-------- Records
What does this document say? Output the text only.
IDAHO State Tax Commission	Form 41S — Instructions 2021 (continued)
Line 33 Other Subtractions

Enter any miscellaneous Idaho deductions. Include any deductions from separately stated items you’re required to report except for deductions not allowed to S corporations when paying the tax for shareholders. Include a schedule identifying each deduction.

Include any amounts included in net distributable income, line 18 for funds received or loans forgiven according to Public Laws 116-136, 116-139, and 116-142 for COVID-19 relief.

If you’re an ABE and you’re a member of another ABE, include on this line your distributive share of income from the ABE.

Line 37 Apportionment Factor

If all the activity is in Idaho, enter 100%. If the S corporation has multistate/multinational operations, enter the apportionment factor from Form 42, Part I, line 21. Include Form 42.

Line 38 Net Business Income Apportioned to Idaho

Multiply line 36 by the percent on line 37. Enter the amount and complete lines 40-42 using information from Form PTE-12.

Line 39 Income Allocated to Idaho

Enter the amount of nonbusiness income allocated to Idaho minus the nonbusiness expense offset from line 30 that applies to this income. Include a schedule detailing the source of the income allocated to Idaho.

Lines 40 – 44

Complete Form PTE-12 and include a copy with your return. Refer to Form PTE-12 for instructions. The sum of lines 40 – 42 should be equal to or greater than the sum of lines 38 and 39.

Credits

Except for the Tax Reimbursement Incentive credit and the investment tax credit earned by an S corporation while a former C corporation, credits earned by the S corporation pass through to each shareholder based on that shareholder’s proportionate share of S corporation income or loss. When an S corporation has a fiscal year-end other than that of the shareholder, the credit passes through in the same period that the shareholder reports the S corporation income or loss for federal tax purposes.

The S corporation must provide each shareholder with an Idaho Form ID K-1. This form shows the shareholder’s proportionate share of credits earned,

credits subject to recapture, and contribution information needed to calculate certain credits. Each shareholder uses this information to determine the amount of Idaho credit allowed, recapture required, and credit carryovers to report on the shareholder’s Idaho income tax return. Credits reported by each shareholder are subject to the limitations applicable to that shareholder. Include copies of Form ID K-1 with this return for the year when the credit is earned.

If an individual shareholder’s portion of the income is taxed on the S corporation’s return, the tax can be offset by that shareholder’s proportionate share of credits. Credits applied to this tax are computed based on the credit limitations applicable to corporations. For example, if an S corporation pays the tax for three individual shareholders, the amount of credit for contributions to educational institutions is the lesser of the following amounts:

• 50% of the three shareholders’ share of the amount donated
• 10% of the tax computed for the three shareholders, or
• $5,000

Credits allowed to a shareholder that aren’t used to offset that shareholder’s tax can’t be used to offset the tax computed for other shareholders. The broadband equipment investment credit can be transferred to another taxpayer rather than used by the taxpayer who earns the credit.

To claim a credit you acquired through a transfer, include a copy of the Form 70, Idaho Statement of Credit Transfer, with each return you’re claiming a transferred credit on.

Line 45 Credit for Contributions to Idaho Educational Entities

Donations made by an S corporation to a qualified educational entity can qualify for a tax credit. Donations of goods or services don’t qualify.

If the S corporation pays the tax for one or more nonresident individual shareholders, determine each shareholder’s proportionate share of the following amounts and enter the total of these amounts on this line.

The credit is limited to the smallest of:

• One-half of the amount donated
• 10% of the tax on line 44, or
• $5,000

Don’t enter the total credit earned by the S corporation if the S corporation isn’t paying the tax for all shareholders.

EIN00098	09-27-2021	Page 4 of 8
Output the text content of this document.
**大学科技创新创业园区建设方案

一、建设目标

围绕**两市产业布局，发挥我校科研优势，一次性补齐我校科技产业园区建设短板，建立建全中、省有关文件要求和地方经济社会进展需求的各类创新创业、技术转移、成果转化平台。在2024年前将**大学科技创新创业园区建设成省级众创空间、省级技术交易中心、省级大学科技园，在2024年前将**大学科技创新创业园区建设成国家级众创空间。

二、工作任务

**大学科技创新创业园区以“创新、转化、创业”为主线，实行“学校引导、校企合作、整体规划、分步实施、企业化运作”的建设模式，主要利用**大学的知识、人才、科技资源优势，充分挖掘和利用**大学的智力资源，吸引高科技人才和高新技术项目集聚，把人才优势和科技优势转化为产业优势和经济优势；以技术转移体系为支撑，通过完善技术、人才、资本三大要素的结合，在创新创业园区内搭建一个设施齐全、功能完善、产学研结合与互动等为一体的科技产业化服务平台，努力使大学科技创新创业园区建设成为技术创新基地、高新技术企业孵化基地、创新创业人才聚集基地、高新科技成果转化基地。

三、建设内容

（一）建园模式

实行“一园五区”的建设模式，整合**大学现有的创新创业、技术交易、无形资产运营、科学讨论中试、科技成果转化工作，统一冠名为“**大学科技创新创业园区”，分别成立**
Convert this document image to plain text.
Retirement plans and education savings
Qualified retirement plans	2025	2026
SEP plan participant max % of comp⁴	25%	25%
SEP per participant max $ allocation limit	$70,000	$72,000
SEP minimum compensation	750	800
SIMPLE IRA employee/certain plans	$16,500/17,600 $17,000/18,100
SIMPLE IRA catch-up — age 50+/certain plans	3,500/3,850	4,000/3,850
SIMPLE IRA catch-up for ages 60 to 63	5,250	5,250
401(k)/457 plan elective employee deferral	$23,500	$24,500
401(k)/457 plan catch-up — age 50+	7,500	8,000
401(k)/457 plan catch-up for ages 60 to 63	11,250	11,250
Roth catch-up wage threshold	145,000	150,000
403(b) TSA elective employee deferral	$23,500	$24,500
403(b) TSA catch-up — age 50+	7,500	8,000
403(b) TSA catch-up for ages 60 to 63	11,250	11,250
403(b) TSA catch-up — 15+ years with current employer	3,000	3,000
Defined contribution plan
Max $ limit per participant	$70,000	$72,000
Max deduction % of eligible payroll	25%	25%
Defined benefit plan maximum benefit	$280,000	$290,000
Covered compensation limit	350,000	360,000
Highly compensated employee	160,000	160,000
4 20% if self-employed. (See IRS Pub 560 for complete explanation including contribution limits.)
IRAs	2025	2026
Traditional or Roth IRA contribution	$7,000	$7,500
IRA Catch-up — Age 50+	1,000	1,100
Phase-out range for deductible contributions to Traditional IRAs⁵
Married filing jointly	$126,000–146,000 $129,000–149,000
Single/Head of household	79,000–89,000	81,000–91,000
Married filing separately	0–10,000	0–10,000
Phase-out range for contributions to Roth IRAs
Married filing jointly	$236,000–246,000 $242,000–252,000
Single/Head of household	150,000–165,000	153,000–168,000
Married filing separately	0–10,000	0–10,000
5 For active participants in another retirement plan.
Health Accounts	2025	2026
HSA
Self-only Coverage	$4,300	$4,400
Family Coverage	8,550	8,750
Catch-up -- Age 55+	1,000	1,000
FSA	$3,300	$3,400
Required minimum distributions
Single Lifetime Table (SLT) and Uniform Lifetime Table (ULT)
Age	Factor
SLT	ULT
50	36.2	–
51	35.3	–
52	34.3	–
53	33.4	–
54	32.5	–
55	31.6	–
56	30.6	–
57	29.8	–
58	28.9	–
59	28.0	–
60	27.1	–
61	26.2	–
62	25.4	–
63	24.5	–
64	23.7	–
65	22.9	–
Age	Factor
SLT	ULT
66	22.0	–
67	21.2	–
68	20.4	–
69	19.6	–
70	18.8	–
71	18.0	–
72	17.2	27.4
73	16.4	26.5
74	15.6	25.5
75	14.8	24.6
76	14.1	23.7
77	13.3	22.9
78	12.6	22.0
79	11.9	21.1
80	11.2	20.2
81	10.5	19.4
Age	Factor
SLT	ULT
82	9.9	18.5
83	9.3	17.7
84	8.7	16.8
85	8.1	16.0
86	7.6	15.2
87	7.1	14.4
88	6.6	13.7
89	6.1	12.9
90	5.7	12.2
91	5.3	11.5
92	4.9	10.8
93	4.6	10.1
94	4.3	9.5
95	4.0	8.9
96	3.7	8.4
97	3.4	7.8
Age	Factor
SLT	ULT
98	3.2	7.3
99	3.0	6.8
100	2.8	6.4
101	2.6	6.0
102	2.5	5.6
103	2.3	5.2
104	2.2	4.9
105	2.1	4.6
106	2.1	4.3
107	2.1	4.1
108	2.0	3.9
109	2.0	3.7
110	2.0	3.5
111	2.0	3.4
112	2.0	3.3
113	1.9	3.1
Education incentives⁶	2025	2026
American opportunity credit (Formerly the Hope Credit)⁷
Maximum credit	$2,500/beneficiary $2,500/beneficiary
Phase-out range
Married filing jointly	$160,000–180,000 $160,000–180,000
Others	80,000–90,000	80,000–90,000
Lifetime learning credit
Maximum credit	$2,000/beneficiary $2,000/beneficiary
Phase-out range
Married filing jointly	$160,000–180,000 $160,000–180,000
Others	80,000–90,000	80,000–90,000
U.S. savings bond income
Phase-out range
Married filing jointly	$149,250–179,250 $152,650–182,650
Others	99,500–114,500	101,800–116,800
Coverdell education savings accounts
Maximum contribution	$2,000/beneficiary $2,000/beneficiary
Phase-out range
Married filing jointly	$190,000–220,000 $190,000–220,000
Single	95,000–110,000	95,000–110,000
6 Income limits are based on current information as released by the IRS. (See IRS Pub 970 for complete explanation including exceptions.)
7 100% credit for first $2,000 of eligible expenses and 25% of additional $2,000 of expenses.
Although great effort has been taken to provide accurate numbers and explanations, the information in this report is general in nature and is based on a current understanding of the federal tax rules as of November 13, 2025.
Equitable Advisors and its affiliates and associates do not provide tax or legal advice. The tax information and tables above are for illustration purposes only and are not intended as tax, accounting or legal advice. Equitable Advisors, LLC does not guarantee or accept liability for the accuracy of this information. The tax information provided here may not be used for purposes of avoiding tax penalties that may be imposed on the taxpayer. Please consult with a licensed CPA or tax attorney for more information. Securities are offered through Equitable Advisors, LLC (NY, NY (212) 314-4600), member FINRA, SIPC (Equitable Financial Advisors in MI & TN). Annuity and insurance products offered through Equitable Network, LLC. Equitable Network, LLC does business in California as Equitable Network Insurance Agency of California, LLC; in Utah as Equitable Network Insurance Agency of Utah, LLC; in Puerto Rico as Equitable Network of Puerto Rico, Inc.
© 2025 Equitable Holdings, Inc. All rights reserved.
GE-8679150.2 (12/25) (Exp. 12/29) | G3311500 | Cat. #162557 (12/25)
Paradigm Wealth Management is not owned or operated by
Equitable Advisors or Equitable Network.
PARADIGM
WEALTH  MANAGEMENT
----------------
Show every line from the entries above in which "Coverage" appears.

Self-only Coverage	$4,300	$4,400
Family Coverage	8,550	8,750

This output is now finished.